- [DESCRIPTION OF THE TASK] Return the listing below exactly, with the pictures dropped.

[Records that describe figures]
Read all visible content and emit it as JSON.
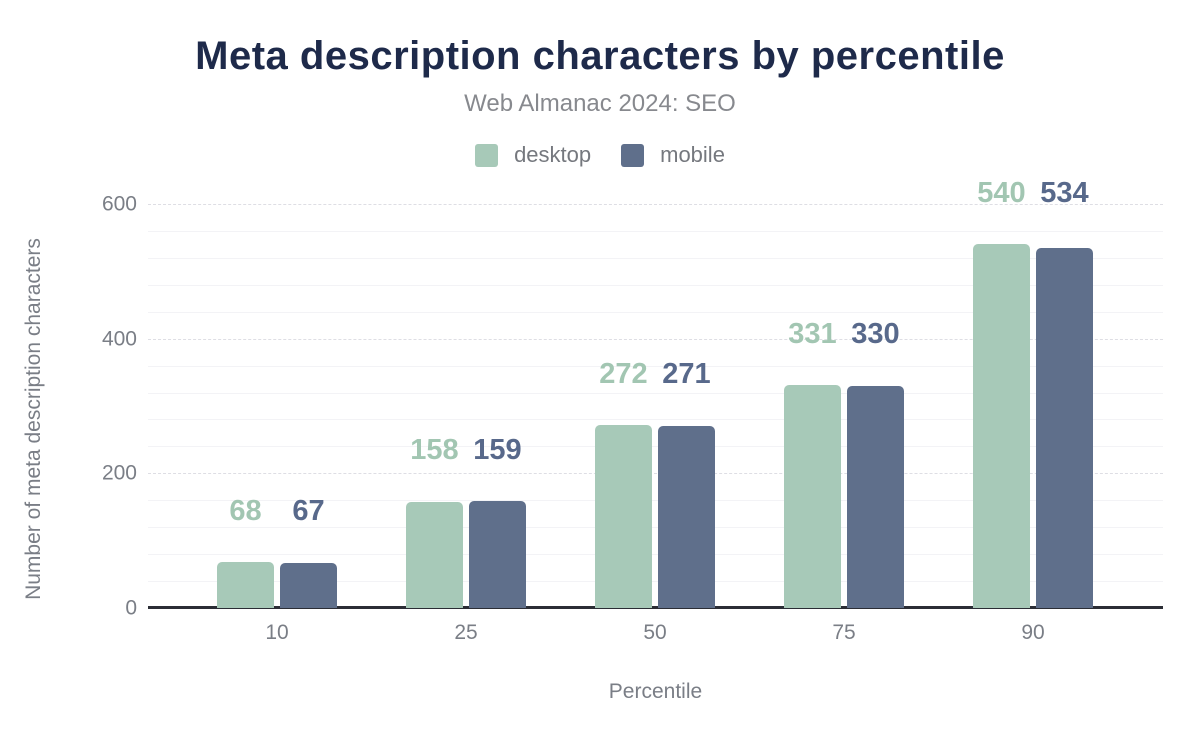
{
  "chart_data": {
    "type": "bar",
    "title": "Meta description characters by percentile",
    "subtitle": "Web Almanac 2024: SEO",
    "xlabel": "Percentile",
    "ylabel": "Number of meta description characters",
    "categories": [
      "10",
      "25",
      "50",
      "75",
      "90"
    ],
    "series": [
      {
        "name": "desktop",
        "color": "#a7c9b8",
        "label_color": "#a2c6b2",
        "values": [
          68,
          158,
          272,
          331,
          540
        ]
      },
      {
        "name": "mobile",
        "color": "#5f6f8b",
        "label_color": "#58698b",
        "values": [
          67,
          159,
          271,
          330,
          534
        ]
      }
    ],
    "ylim": [
      0,
      600
    ],
    "yticks": [
      0,
      200,
      400,
      600
    ],
    "minor_grid_step": 40,
    "grid": true,
    "legend_position": "top"
  },
  "colors": {
    "title": "#1e2a4a",
    "subtitle": "#87898e",
    "axis_text": "#7a7e86",
    "legend_text": "#75787e",
    "axis_line": "#2b2d35",
    "background": "#ffffff"
  }
}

- [ANSWER TO THIS EXERCISE]
Read all visible content and emit it as JSON.
{
  "chart_data": {
    "type": "bar",
    "title": "Meta description characters by percentile",
    "subtitle": "Web Almanac 2024: SEO",
    "xlabel": "Percentile",
    "ylabel": "Number of meta description characters",
    "categories": [
      "10",
      "25",
      "50",
      "75",
      "90"
    ],
    "series": [
      {
        "name": "desktop",
        "color": "#a7c9b8",
        "label_color": "#a2c6b2",
        "values": [
          68,
          158,
          272,
          331,
          540
        ]
      },
      {
        "name": "mobile",
        "color": "#5f6f8b",
        "label_color": "#58698b",
        "values": [
          67,
          159,
          271,
          330,
          534
        ]
      }
    ],
    "ylim": [
      0,
      600
    ],
    "yticks": [
      0,
      200,
      400,
      600
    ],
    "minor_grid_step": 40,
    "grid": true,
    "legend_position": "top"
  },
  "colors": {
    "title": "#1e2a4a",
    "subtitle": "#87898e",
    "axis_text": "#7a7e86",
    "legend_text": "#75787e",
    "axis_line": "#2b2d35",
    "background": "#ffffff"
  }
}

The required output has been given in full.